RECORDS SUPPLIED –

____

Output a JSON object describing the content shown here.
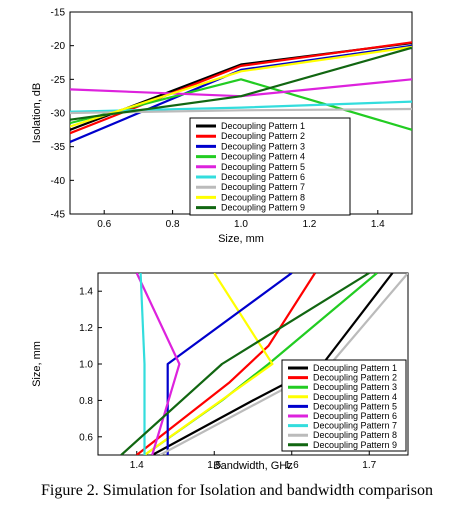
{
  "caption": "Figure 2. Simulation for Isolation  and bandwidth comparison",
  "chart_data": [
    {
      "type": "line",
      "xlabel": "Size, mm",
      "ylabel": "Isolation, dB",
      "xlim": [
        0.5,
        1.5
      ],
      "ylim": [
        -45,
        -15
      ],
      "xticks": [
        "0.6",
        "0.8",
        "1.0",
        "1.2",
        "1.4"
      ],
      "yticks": [
        "-45",
        "-40",
        "-35",
        "-30",
        "-25",
        "-20",
        "-15"
      ],
      "grid": false,
      "legend_position": "bottom-center",
      "series": [
        {
          "name": "Decoupling Pattern 1",
          "color": "#000000",
          "points": [
            [
              0.5,
              -32.5
            ],
            [
              1.0,
              -22.8
            ],
            [
              1.5,
              -19.6
            ]
          ]
        },
        {
          "name": "Decoupling Pattern 2",
          "color": "#ff0000",
          "points": [
            [
              0.5,
              -33.0
            ],
            [
              1.0,
              -23.0
            ],
            [
              1.5,
              -19.5
            ]
          ]
        },
        {
          "name": "Decoupling Pattern 3",
          "color": "#0000cc",
          "points": [
            [
              0.5,
              -34.3
            ],
            [
              1.0,
              -23.6
            ],
            [
              1.5,
              -20.0
            ]
          ]
        },
        {
          "name": "Decoupling Pattern 4",
          "color": "#22cc22",
          "points": [
            [
              0.5,
              -31.5
            ],
            [
              1.0,
              -25.0
            ],
            [
              1.5,
              -32.5
            ]
          ]
        },
        {
          "name": "Decoupling Pattern 5",
          "color": "#dd22dd",
          "points": [
            [
              0.5,
              -26.5
            ],
            [
              1.0,
              -27.5
            ],
            [
              1.5,
              -25.0
            ]
          ]
        },
        {
          "name": "Decoupling Pattern 6",
          "color": "#33dddd",
          "points": [
            [
              0.5,
              -29.8
            ],
            [
              1.0,
              -29.2
            ],
            [
              1.5,
              -28.3
            ]
          ]
        },
        {
          "name": "Decoupling Pattern 7",
          "color": "#bbbbbb",
          "points": [
            [
              0.5,
              -30.0
            ],
            [
              1.0,
              -29.6
            ],
            [
              1.5,
              -29.4
            ]
          ]
        },
        {
          "name": "Decoupling Pattern 8",
          "color": "#ffff00",
          "points": [
            [
              0.5,
              -32.0
            ],
            [
              1.0,
              -23.8
            ],
            [
              1.5,
              -20.2
            ]
          ]
        },
        {
          "name": "Decoupling Pattern 9",
          "color": "#116611",
          "points": [
            [
              0.5,
              -31.0
            ],
            [
              1.0,
              -27.5
            ],
            [
              1.5,
              -20.3
            ]
          ]
        }
      ]
    },
    {
      "type": "line",
      "xlabel": "Bandwidth, GHz",
      "ylabel": "Size, mm",
      "xlim": [
        1.35,
        1.75
      ],
      "ylim": [
        0.5,
        1.5
      ],
      "xticks": [
        "1.4",
        "1.5",
        "1.6",
        "1.7"
      ],
      "yticks": [
        "0.6",
        "0.8",
        "1.0",
        "1.2",
        "1.4"
      ],
      "grid": false,
      "legend_position": "bottom-right",
      "series": [
        {
          "name": "Decoupling Pattern 1",
          "color": "#000000",
          "points": [
            [
              1.42,
              0.5
            ],
            [
              1.55,
              0.8
            ],
            [
              1.64,
              1.0
            ],
            [
              1.73,
              1.5
            ]
          ]
        },
        {
          "name": "Decoupling Pattern 2",
          "color": "#ff0000",
          "points": [
            [
              1.4,
              0.5
            ],
            [
              1.52,
              0.9
            ],
            [
              1.57,
              1.1
            ],
            [
              1.63,
              1.5
            ]
          ]
        },
        {
          "name": "Decoupling Pattern 3",
          "color": "#22cc22",
          "points": [
            [
              1.41,
              0.5
            ],
            [
              1.51,
              0.8
            ],
            [
              1.57,
              1.0
            ],
            [
              1.71,
              1.5
            ]
          ]
        },
        {
          "name": "Decoupling Pattern 4",
          "color": "#ffff00",
          "points": [
            [
              1.5,
              1.5
            ],
            [
              1.575,
              1.0
            ],
            [
              1.41,
              0.5
            ]
          ]
        },
        {
          "name": "Decoupling Pattern 5",
          "color": "#0000cc",
          "points": [
            [
              1.44,
              0.5
            ],
            [
              1.44,
              1.0
            ],
            [
              1.6,
              1.5
            ]
          ]
        },
        {
          "name": "Decoupling Pattern 6",
          "color": "#dd22dd",
          "points": [
            [
              1.4,
              1.5
            ],
            [
              1.455,
              1.0
            ],
            [
              1.42,
              0.5
            ]
          ]
        },
        {
          "name": "Decoupling Pattern 7",
          "color": "#33dddd",
          "points": [
            [
              1.405,
              1.5
            ],
            [
              1.41,
              1.0
            ],
            [
              1.41,
              0.5
            ]
          ]
        },
        {
          "name": "Decoupling Pattern 8",
          "color": "#bbbbbb",
          "points": [
            [
              1.43,
              0.5
            ],
            [
              1.65,
              1.0
            ],
            [
              1.75,
              1.5
            ]
          ]
        },
        {
          "name": "Decoupling Pattern 9",
          "color": "#116611",
          "points": [
            [
              1.38,
              0.5
            ],
            [
              1.51,
              1.0
            ],
            [
              1.7,
              1.5
            ]
          ]
        }
      ]
    }
  ]
}
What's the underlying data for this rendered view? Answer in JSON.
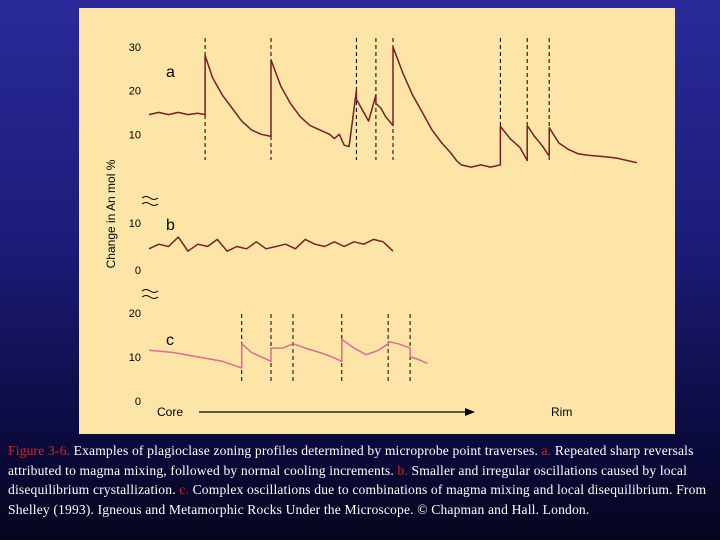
{
  "chart_data": {
    "type": "line",
    "ylabel": "Change in An mol %",
    "x_start_label": "Core",
    "x_end_label": "Rim",
    "colors": {
      "panel_bg": "#fce5a6",
      "profile_ab": "#7a1e2a",
      "profile_c": "#e06a92",
      "text": "#000000"
    },
    "x_range": [
      0,
      100
    ],
    "panels": [
      {
        "label": "a",
        "y_ticks": [
          10,
          20,
          30
        ],
        "ylim": [
          0,
          32
        ],
        "reversal_markers_x": [
          11.5,
          25,
          42.5,
          46.5,
          50,
          72,
          77.5,
          82
        ],
        "series": {
          "x": [
            0,
            2,
            4,
            6,
            8,
            10,
            11.5,
            11.5,
            13,
            15,
            17,
            19,
            21,
            23,
            25,
            25,
            27,
            29,
            31,
            33,
            35,
            37,
            38,
            39,
            40,
            41,
            42.5,
            42.5,
            43.5,
            45,
            46.5,
            46.5,
            47.5,
            48.5,
            50,
            50,
            52,
            54,
            56,
            58,
            60,
            62,
            63,
            64,
            66,
            68,
            70,
            72,
            72,
            74,
            76,
            77.5,
            77.5,
            79,
            80.5,
            82,
            82,
            84,
            86,
            88,
            90,
            92,
            94,
            96,
            98,
            100
          ],
          "y": [
            14.5,
            15,
            14.5,
            15,
            14.5,
            14.8,
            14.5,
            28,
            23,
            19,
            16,
            13,
            11,
            10,
            9.5,
            27,
            21,
            17,
            14,
            12,
            11,
            10,
            9,
            10,
            7.5,
            7.2,
            20,
            18,
            16,
            13,
            19,
            17,
            16,
            14,
            12,
            30,
            24,
            19,
            15,
            11,
            8,
            5.5,
            4,
            3,
            2.5,
            3,
            2.5,
            3,
            11.8,
            9,
            7,
            4,
            12,
            9.5,
            7.5,
            5,
            11.5,
            8,
            6.5,
            5.5,
            5.2,
            5,
            4.8,
            4.5,
            4,
            3.5
          ]
        }
      },
      {
        "label": "b",
        "y_ticks": [
          0,
          10
        ],
        "ylim": [
          0,
          10
        ],
        "series": {
          "x": [
            0,
            2,
            4,
            6,
            8,
            10,
            12,
            14,
            16,
            18,
            20,
            22,
            24,
            26,
            28,
            30,
            32,
            34,
            36,
            38,
            40,
            42,
            44,
            46,
            48,
            50
          ],
          "y": [
            4.5,
            5.5,
            5,
            7,
            4,
            5.5,
            5,
            6.5,
            4,
            5,
            4.5,
            6,
            4.5,
            5,
            5.5,
            4.5,
            6.5,
            5.5,
            5,
            6,
            5,
            6,
            5.5,
            6.5,
            6,
            4
          ]
        }
      },
      {
        "label": "c",
        "y_ticks": [
          0,
          10,
          20
        ],
        "ylim": [
          0,
          22
        ],
        "reversal_markers_x": [
          19,
          25,
          29.5,
          39.5,
          49,
          53.5
        ],
        "series": {
          "x": [
            0,
            5,
            10,
            15,
            19,
            19,
            21,
            23,
            25,
            25,
            27.5,
            29.5,
            29.5,
            32,
            35,
            37.5,
            39.5,
            39.5,
            42,
            44.5,
            47,
            49,
            49,
            51,
            53.5,
            53.5,
            55,
            57
          ],
          "y": [
            11.5,
            11,
            10,
            9,
            7.5,
            13,
            11,
            10,
            9,
            12,
            12,
            13,
            13,
            12,
            11,
            10,
            9,
            14,
            12,
            10.5,
            11.5,
            13,
            13.5,
            13,
            12,
            10,
            9.5,
            8.5
          ]
        }
      }
    ]
  },
  "caption": {
    "lead": "Figure 3-6.",
    "part1": " Examples of plagioclase zoning profiles determined by microprobe point traverses.      ",
    "tag_a": "a.",
    "part2": " Repeated sharp reversals attributed to magma mixing, followed by normal cooling increments.  ",
    "tag_b": "b.",
    "part3": " Smaller and irregular oscillations caused by local disequilibrium crystallization. ",
    "tag_c": "c.",
    "part4": " Complex oscillations due to combinations of magma mixing and local disequilibrium. From Shelley (1993). Igneous and Metamorphic Rocks Under the Microscope. © Chapman and Hall. London."
  }
}
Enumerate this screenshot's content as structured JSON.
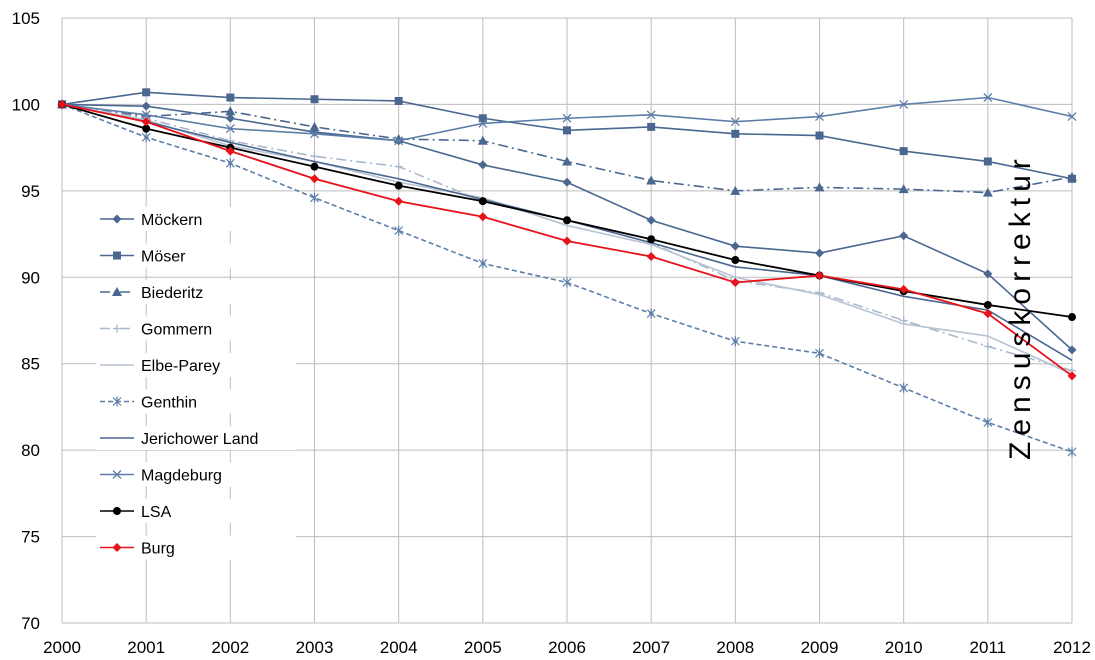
{
  "chart_data": {
    "type": "line",
    "title": "",
    "xlabel": "",
    "ylabel": "",
    "x": [
      "2000",
      "2001",
      "2002",
      "2003",
      "2004",
      "2005",
      "2006",
      "2007",
      "2008",
      "2009",
      "2010",
      "2011",
      "2012"
    ],
    "xlim": [
      2000,
      2012
    ],
    "ylim": [
      70,
      105
    ],
    "yticks": [
      70,
      75,
      80,
      85,
      90,
      95,
      100,
      105
    ],
    "grid": true,
    "legend_position": "left",
    "annotation": "Zensuskorrektur",
    "series": [
      {
        "name": "Möckern",
        "color": "#4a6790",
        "dash": "solid",
        "marker": "diamond",
        "values": [
          100,
          99.9,
          99.2,
          98.4,
          97.9,
          96.5,
          95.5,
          93.3,
          91.8,
          91.4,
          92.4,
          90.2,
          85.8
        ]
      },
      {
        "name": "Möser",
        "color": "#4a6790",
        "dash": "solid",
        "marker": "square",
        "values": [
          100,
          100.7,
          100.4,
          100.3,
          100.2,
          99.2,
          98.5,
          98.7,
          98.3,
          98.2,
          97.3,
          96.7,
          95.7
        ]
      },
      {
        "name": "Biederitz",
        "color": "#4a6790",
        "dash": "dashdot",
        "marker": "triangle",
        "values": [
          100,
          99.3,
          99.6,
          98.7,
          98.0,
          97.9,
          96.7,
          95.6,
          95.0,
          95.2,
          95.1,
          94.9,
          95.8
        ]
      },
      {
        "name": "Gommern",
        "color": "#a8b8cc",
        "dash": "dashdot",
        "marker": "plus",
        "values": [
          100,
          99.2,
          97.9,
          97.0,
          96.4,
          94.4,
          93.3,
          92.0,
          89.8,
          89.1,
          87.5,
          86.0,
          84.6
        ]
      },
      {
        "name": "Elbe-Parey",
        "color": "#b7c3d3",
        "dash": "solid",
        "marker": "none",
        "values": [
          100,
          99.1,
          97.6,
          96.7,
          95.5,
          94.6,
          93.0,
          91.9,
          90.0,
          89.0,
          87.3,
          86.6,
          84.4
        ]
      },
      {
        "name": "Genthin",
        "color": "#5d7ea8",
        "dash": "dash",
        "marker": "star",
        "values": [
          100,
          98.1,
          96.6,
          94.6,
          92.7,
          90.8,
          89.7,
          87.9,
          86.3,
          85.6,
          83.6,
          81.6,
          79.9
        ]
      },
      {
        "name": "Jerichower Land",
        "color": "#4a6790",
        "dash": "solid",
        "marker": "none",
        "values": [
          100,
          99.0,
          97.8,
          96.7,
          95.7,
          94.5,
          93.3,
          92.0,
          90.6,
          90.1,
          88.9,
          88.1,
          85.2
        ]
      },
      {
        "name": "Magdeburg",
        "color": "#5d7ea8",
        "dash": "solid",
        "marker": "x",
        "values": [
          100,
          99.4,
          98.6,
          98.3,
          97.9,
          98.9,
          99.2,
          99.4,
          99.0,
          99.3,
          100.0,
          100.4,
          99.3
        ]
      },
      {
        "name": "LSA",
        "color": "#000000",
        "dash": "solid",
        "marker": "circle",
        "values": [
          100,
          98.6,
          97.5,
          96.4,
          95.3,
          94.4,
          93.3,
          92.2,
          91.0,
          90.1,
          89.2,
          88.4,
          87.7
        ]
      },
      {
        "name": "Burg",
        "color": "#e8121a",
        "dash": "solid",
        "marker": "diamond",
        "values": [
          100,
          99.0,
          97.3,
          95.7,
          94.4,
          93.5,
          92.1,
          91.2,
          89.7,
          90.1,
          89.3,
          87.9,
          84.3
        ]
      }
    ]
  }
}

____

BRIEF –
Give every line of the material that includes the string "Isolation".

EXERCISE OUTPUT –
  "caption": "Figure 2. Simulation for Isolation  and bandwidth comparison",
      "ylabel": "Isolation, dB",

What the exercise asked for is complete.